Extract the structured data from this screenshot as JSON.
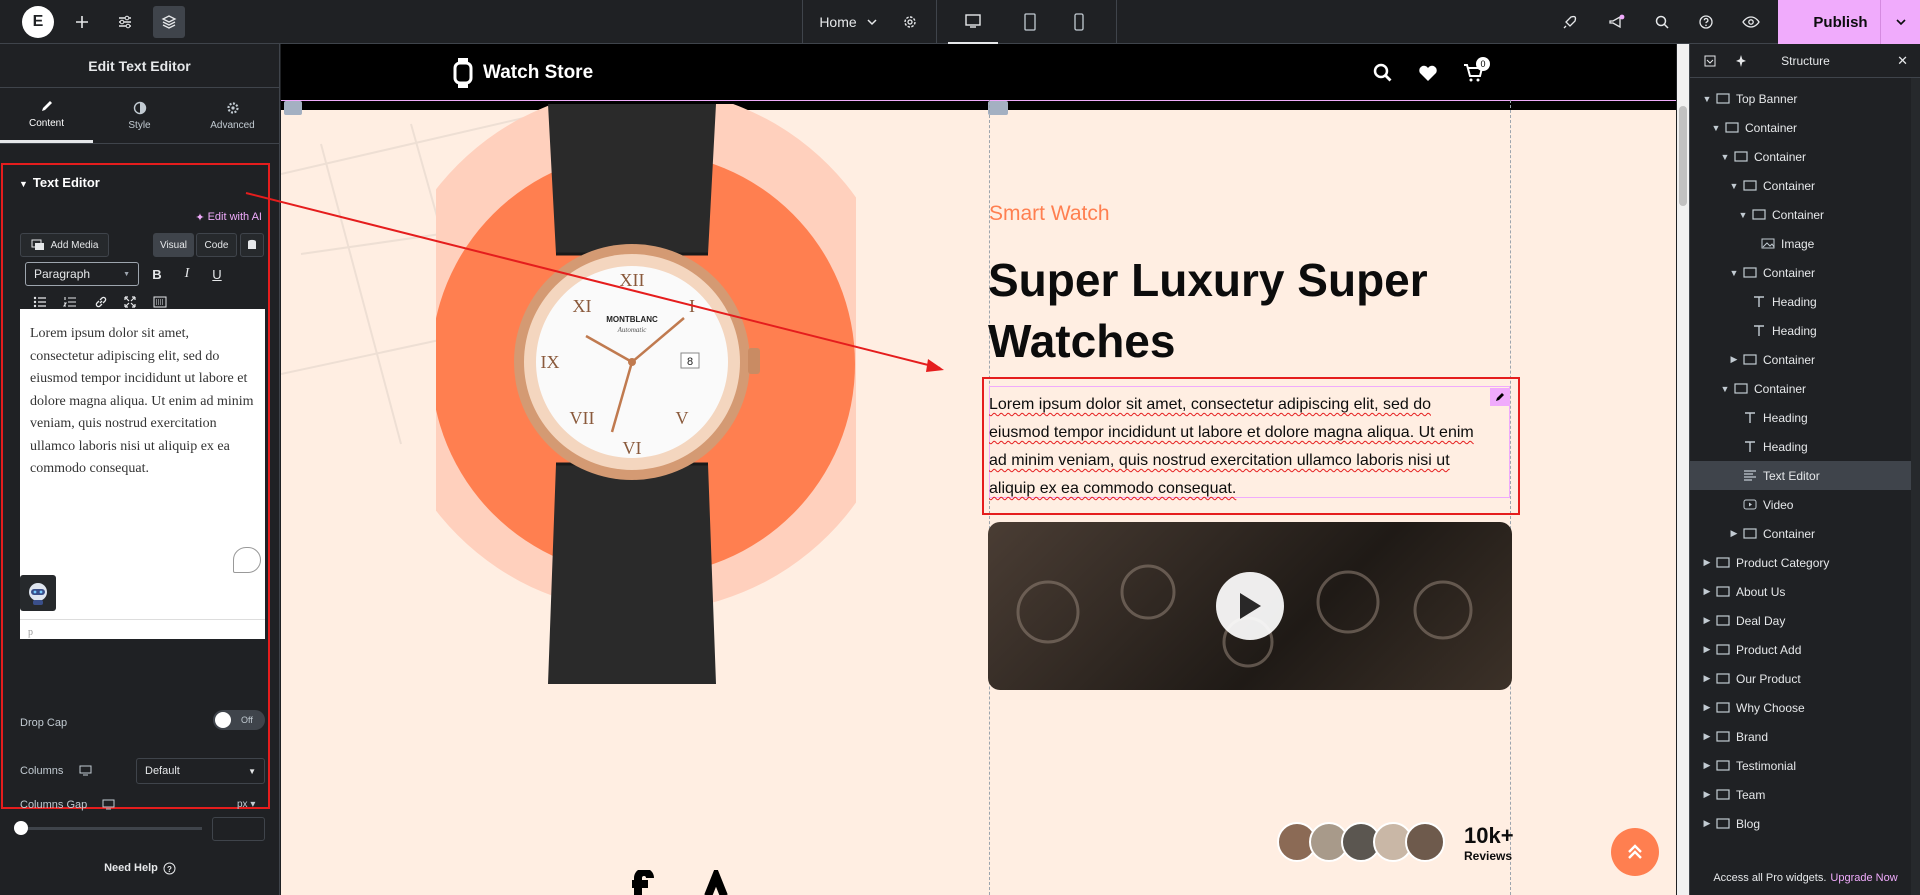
{
  "topbar": {
    "logo": "E",
    "page_selector": "Home",
    "publish_label": "Publish"
  },
  "left_panel": {
    "title": "Edit Text Editor",
    "tabs": [
      {
        "label": "Content",
        "icon": "pencil-icon"
      },
      {
        "label": "Style",
        "icon": "half-circle-icon"
      },
      {
        "label": "Advanced",
        "icon": "gear-icon"
      }
    ],
    "section_title": "Text Editor",
    "edit_with_ai": "Edit with AI",
    "add_media": "Add Media",
    "visual_tab": "Visual",
    "code_tab": "Code",
    "paragraph_select": "Paragraph",
    "editor_text": "Lorem ipsum dolor sit amet, consectetur adipiscing elit, sed do eiusmod tempor incididunt ut labore et dolore magna aliqua. Ut enim ad minim veniam, quis nostrud exercitation ullamco laboris nisi ut aliquip ex ea commodo consequat.",
    "editor_footer": "p",
    "drop_cap_label": "Drop Cap",
    "drop_cap_state": "Off",
    "columns_label": "Columns",
    "columns_value": "Default",
    "columns_gap_label": "Columns Gap",
    "columns_gap_unit": "px",
    "columns_gap_value": 0,
    "need_help": "Need Help"
  },
  "canvas": {
    "site_name": "Watch Store",
    "cart_count": "0",
    "kicker": "Smart Watch",
    "headline_line1": "Super Luxury Super",
    "headline_line2": "Watches",
    "body_line1": "Lorem ipsum dolor sit amet, consectetur adipiscing elit, sed do",
    "body_line2": "eiusmod tempor incididunt ut labore et dolore magna aliqua. Ut enim",
    "body_line3": "ad minim veniam, quis nostrud exercitation ullamco laboris nisi ut",
    "body_line4": "aliquip ex ea commodo consequat.",
    "watch_brand": "MONTBLANC",
    "watch_model": "Automatic",
    "watch_date": "8",
    "reviews_count": "10k+",
    "reviews_label": "Reviews",
    "colors": {
      "accent": "#ff7f50",
      "background": "#ffeee2",
      "header": "#000000"
    }
  },
  "structure_panel": {
    "title": "Structure",
    "items": [
      {
        "label": "Top Banner",
        "icon": "container-icon",
        "level": 0,
        "open": true
      },
      {
        "label": "Container",
        "icon": "container-icon",
        "level": 1,
        "open": true
      },
      {
        "label": "Container",
        "icon": "container-icon",
        "level": 2,
        "open": true
      },
      {
        "label": "Container",
        "icon": "container-icon",
        "level": 3,
        "open": true
      },
      {
        "label": "Container",
        "icon": "container-icon",
        "level": 4,
        "open": true
      },
      {
        "label": "Image",
        "icon": "image-icon",
        "level": 5,
        "open": null
      },
      {
        "label": "Container",
        "icon": "container-icon",
        "level": 3,
        "open": true
      },
      {
        "label": "Heading",
        "icon": "heading-icon",
        "level": 4,
        "open": null
      },
      {
        "label": "Heading",
        "icon": "heading-icon",
        "level": 4,
        "open": null
      },
      {
        "label": "Container",
        "icon": "container-icon",
        "level": 3,
        "open": false
      },
      {
        "label": "Container",
        "icon": "container-icon",
        "level": 2,
        "open": true
      },
      {
        "label": "Heading",
        "icon": "heading-icon",
        "level": 3,
        "open": null
      },
      {
        "label": "Heading",
        "icon": "heading-icon",
        "level": 3,
        "open": null
      },
      {
        "label": "Text Editor",
        "icon": "text-editor-icon",
        "level": 3,
        "open": null,
        "selected": true
      },
      {
        "label": "Video",
        "icon": "video-icon",
        "level": 3,
        "open": null
      },
      {
        "label": "Container",
        "icon": "container-icon",
        "level": 3,
        "open": false
      },
      {
        "label": "Product Category",
        "icon": "container-icon",
        "level": 0,
        "open": false
      },
      {
        "label": "About Us",
        "icon": "container-icon",
        "level": 0,
        "open": false
      },
      {
        "label": "Deal Day",
        "icon": "container-icon",
        "level": 0,
        "open": false
      },
      {
        "label": "Product Add",
        "icon": "container-icon",
        "level": 0,
        "open": false
      },
      {
        "label": "Our Product",
        "icon": "container-icon",
        "level": 0,
        "open": false
      },
      {
        "label": "Why Choose",
        "icon": "container-icon",
        "level": 0,
        "open": false
      },
      {
        "label": "Brand",
        "icon": "container-icon",
        "level": 0,
        "open": false
      },
      {
        "label": "Testimonial",
        "icon": "container-icon",
        "level": 0,
        "open": false
      },
      {
        "label": "Team",
        "icon": "container-icon",
        "level": 0,
        "open": false
      },
      {
        "label": "Blog",
        "icon": "container-icon",
        "level": 0,
        "open": false
      }
    ],
    "footer_text": "Access all Pro widgets.",
    "footer_link": "Upgrade Now"
  }
}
★ ★ ★ ★
_Aim_
Using the records above, pull out each line where the word "magna" occurs.

_Result of the exercise_
    "editor_text": "Lorem ipsum dolor sit amet, consectetur adipiscing elit, sed do eiusmod tempor incididunt ut labore et dolore magna aliqua. Ut enim ad minim veniam, quis nostrud exercitation ullamco laboris nisi ut aliquip ex ea commodo consequat.",
    "body_line2": "eiusmod tempor incididunt ut labore et dolore magna aliqua. Ut enim",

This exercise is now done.